EXERCISE REQUIREMENTS.
What follows are records. Restate all of them word for word.

DATA ROWS.

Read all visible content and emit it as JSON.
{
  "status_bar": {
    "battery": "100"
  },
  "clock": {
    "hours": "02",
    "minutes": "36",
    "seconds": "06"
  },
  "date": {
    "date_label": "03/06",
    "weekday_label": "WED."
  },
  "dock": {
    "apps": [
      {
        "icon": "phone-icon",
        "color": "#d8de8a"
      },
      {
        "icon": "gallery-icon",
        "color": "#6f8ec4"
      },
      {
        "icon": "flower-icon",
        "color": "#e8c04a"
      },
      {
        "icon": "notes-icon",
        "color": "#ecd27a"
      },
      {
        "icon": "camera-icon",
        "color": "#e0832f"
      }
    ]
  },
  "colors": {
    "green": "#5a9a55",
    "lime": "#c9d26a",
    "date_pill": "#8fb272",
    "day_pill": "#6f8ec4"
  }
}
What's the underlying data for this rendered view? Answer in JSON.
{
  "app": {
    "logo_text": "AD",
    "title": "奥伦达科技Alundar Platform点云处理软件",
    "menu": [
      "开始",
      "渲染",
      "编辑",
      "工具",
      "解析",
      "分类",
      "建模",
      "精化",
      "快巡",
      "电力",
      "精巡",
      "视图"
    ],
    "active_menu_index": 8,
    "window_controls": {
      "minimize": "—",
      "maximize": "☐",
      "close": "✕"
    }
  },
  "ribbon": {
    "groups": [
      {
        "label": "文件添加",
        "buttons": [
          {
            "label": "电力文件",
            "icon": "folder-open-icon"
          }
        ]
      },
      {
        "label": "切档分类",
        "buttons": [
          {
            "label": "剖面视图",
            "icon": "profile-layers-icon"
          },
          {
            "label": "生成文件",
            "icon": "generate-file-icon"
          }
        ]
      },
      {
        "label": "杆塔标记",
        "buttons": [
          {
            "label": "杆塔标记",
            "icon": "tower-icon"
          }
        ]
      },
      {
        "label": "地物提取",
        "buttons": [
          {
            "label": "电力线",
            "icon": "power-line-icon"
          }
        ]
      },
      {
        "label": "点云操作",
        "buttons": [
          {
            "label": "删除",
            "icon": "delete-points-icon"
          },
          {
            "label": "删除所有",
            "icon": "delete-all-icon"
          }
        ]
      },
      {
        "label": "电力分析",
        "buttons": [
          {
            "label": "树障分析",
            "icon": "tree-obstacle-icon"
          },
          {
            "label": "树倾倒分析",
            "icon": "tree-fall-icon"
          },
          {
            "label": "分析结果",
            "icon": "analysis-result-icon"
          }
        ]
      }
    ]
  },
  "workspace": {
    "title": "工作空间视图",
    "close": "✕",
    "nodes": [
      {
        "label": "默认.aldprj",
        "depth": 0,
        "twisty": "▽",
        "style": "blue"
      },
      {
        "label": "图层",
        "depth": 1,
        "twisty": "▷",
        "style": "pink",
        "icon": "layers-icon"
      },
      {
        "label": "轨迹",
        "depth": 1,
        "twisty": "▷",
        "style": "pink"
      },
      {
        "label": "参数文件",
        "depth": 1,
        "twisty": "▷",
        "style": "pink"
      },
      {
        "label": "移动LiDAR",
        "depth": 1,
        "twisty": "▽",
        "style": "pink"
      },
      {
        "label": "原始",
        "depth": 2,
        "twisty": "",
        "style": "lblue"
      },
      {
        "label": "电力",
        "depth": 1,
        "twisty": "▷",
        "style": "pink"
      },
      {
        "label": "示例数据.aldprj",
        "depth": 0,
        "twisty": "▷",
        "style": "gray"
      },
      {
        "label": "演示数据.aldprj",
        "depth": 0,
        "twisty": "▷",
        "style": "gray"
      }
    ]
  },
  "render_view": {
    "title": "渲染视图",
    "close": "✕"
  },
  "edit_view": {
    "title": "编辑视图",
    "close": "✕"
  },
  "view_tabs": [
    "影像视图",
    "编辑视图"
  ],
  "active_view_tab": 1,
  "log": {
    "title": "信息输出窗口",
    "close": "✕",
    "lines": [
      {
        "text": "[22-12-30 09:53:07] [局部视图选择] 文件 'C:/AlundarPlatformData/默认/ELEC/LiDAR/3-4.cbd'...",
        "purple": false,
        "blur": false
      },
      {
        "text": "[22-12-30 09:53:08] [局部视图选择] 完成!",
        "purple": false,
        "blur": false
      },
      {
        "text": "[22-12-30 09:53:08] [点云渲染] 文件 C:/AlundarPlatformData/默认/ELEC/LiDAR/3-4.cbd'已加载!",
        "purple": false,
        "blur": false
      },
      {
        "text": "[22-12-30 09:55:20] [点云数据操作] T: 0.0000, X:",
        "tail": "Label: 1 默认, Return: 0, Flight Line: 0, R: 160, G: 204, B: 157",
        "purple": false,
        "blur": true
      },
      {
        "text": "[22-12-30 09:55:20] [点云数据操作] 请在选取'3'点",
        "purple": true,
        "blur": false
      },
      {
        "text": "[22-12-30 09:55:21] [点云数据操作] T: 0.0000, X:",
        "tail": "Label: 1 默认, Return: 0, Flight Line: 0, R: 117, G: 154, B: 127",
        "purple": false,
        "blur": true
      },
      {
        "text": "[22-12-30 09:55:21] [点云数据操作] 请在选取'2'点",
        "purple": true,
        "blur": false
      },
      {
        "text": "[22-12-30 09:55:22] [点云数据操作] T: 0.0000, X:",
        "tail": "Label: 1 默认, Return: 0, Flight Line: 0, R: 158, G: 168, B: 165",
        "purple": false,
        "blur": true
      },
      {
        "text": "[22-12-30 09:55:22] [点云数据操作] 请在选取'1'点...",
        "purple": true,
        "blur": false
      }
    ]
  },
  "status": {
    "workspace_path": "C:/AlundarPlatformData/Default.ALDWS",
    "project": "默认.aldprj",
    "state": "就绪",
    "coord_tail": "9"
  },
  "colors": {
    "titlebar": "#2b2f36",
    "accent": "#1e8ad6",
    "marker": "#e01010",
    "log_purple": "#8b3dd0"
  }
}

TASK RESPONSE.
Read all visible content and emit it as JSON.
{
  "status_bar": {
    "battery": "100"
  },
  "clock": {
    "hours": "02",
    "minutes": "36",
    "seconds": "06"
  },
  "date": {
    "date_label": "03/06",
    "weekday_label": "WED."
  },
  "dock": {
    "apps": [
      {
        "icon": "phone-icon",
        "color": "#d8de8a"
      },
      {
        "icon": "gallery-icon",
        "color": "#6f8ec4"
      },
      {
        "icon": "flower-icon",
        "color": "#e8c04a"
      },
      {
        "icon": "notes-icon",
        "color": "#ecd27a"
      },
      {
        "icon": "camera-icon",
        "color": "#e0832f"
      }
    ]
  },
  "colors": {
    "green": "#5a9a55",
    "lime": "#c9d26a",
    "date_pill": "#8fb272",
    "day_pill": "#6f8ec4"
  }
}
What's the underlying data for this rendered view? Answer in JSON.
{
  "app": {
    "logo_text": "AD",
    "title": "奥伦达科技Alundar Platform点云处理软件",
    "menu": [
      "开始",
      "渲染",
      "编辑",
      "工具",
      "解析",
      "分类",
      "建模",
      "精化",
      "快巡",
      "电力",
      "精巡",
      "视图"
    ],
    "active_menu_index": 8,
    "window_controls": {
      "minimize": "—",
      "maximize": "☐",
      "close": "✕"
    }
  },
  "ribbon": {
    "groups": [
      {
        "label": "文件添加",
        "buttons": [
          {
            "label": "电力文件",
            "icon": "folder-open-icon"
          }
        ]
      },
      {
        "label": "切档分类",
        "buttons": [
          {
            "label": "剖面视图",
            "icon": "profile-layers-icon"
          },
          {
            "label": "生成文件",
            "icon": "generate-file-icon"
          }
        ]
      },
      {
        "label": "杆塔标记",
        "buttons": [
          {
            "label": "杆塔标记",
            "icon": "tower-icon"
          }
        ]
      },
      {
        "label": "地物提取",
        "buttons": [
          {
            "label": "电力线",
            "icon": "power-line-icon"
          }
        ]
      },
      {
        "label": "点云操作",
        "buttons": [
          {
            "label": "删除",
            "icon": "delete-points-icon"
          },
          {
            "label": "删除所有",
            "icon": "delete-all-icon"
          }
        ]
      },
      {
        "label": "电力分析",
        "buttons": [
          {
            "label": "树障分析",
            "icon": "tree-obstacle-icon"
          },
          {
            "label": "树倾倒分析",
            "icon": "tree-fall-icon"
          },
          {
            "label": "分析结果",
            "icon": "analysis-result-icon"
          }
        ]
      }
    ]
  },
  "workspace": {
    "title": "工作空间视图",
    "close": "✕",
    "nodes": [
      {
        "label": "默认.aldprj",
        "depth": 0,
        "twisty": "▽",
        "style": "blue"
      },
      {
        "label": "图层",
        "depth": 1,
        "twisty": "▷",
        "style": "pink",
        "icon": "layers-icon"
      },
      {
        "label": "轨迹",
        "depth": 1,
        "twisty": "▷",
        "style": "pink"
      },
      {
        "label": "参数文件",
        "depth": 1,
        "twisty": "▷",
        "style": "pink"
      },
      {
        "label": "移动LiDAR",
        "depth": 1,
        "twisty": "▽",
        "style": "pink"
      },
      {
        "label": "原始",
        "depth": 2,
        "twisty": "",
        "style": "lblue"
      },
      {
        "label": "电力",
        "depth": 1,
        "twisty": "▷",
        "style": "pink"
      },
      {
        "label": "示例数据.aldprj",
        "depth": 0,
        "twisty": "▷",
        "style": "gray"
      },
      {
        "label": "演示数据.aldprj",
        "depth": 0,
        "twisty": "▷",
        "style": "gray"
      }
    ]
  },
  "render_view": {
    "title": "渲染视图",
    "close": "✕"
  },
  "edit_view": {
    "title": "编辑视图",
    "close": "✕"
  },
  "view_tabs": [
    "影像视图",
    "编辑视图"
  ],
  "active_view_tab": 1,
  "log": {
    "title": "信息输出窗口",
    "close": "✕",
    "lines": [
      {
        "text": "[22-12-30 09:53:07] [局部视图选择] 文件 'C:/AlundarPlatformData/默认/ELEC/LiDAR/3-4.cbd'...",
        "purple": false,
        "blur": false
      },
      {
        "text": "[22-12-30 09:53:08] [局部视图选择] 完成!",
        "purple": false,
        "blur": false
      },
      {
        "text": "[22-12-30 09:53:08] [点云渲染] 文件 C:/AlundarPlatformData/默认/ELEC/LiDAR/3-4.cbd'已加载!",
        "purple": false,
        "blur": false
      },
      {
        "text": "[22-12-30 09:55:20] [点云数据操作] T: 0.0000, X:",
        "tail": "Label: 1 默认, Return: 0, Flight Line: 0, R: 160, G: 204, B: 157",
        "purple": false,
        "blur": true
      },
      {
        "text": "[22-12-30 09:55:20] [点云数据操作] 请在选取'3'点",
        "purple": true,
        "blur": false
      },
      {
        "text": "[22-12-30 09:55:21] [点云数据操作] T: 0.0000, X:",
        "tail": "Label: 1 默认, Return: 0, Flight Line: 0, R: 117, G: 154, B: 127",
        "purple": false,
        "blur": true
      },
      {
        "text": "[22-12-30 09:55:21] [点云数据操作] 请在选取'2'点",
        "purple": true,
        "blur": false
      },
      {
        "text": "[22-12-30 09:55:22] [点云数据操作] T: 0.0000, X:",
        "tail": "Label: 1 默认, Return: 0, Flight Line: 0, R: 158, G: 168, B: 165",
        "purple": false,
        "blur": true
      },
      {
        "text": "[22-12-30 09:55:22] [点云数据操作] 请在选取'1'点...",
        "purple": true,
        "blur": false
      }
    ]
  },
  "status": {
    "workspace_path": "C:/AlundarPlatformData/Default.ALDWS",
    "project": "默认.aldprj",
    "state": "就绪",
    "coord_tail": "9"
  },
  "colors": {
    "titlebar": "#2b2f36",
    "accent": "#1e8ad6",
    "marker": "#e01010",
    "log_purple": "#8b3dd0"
  }
}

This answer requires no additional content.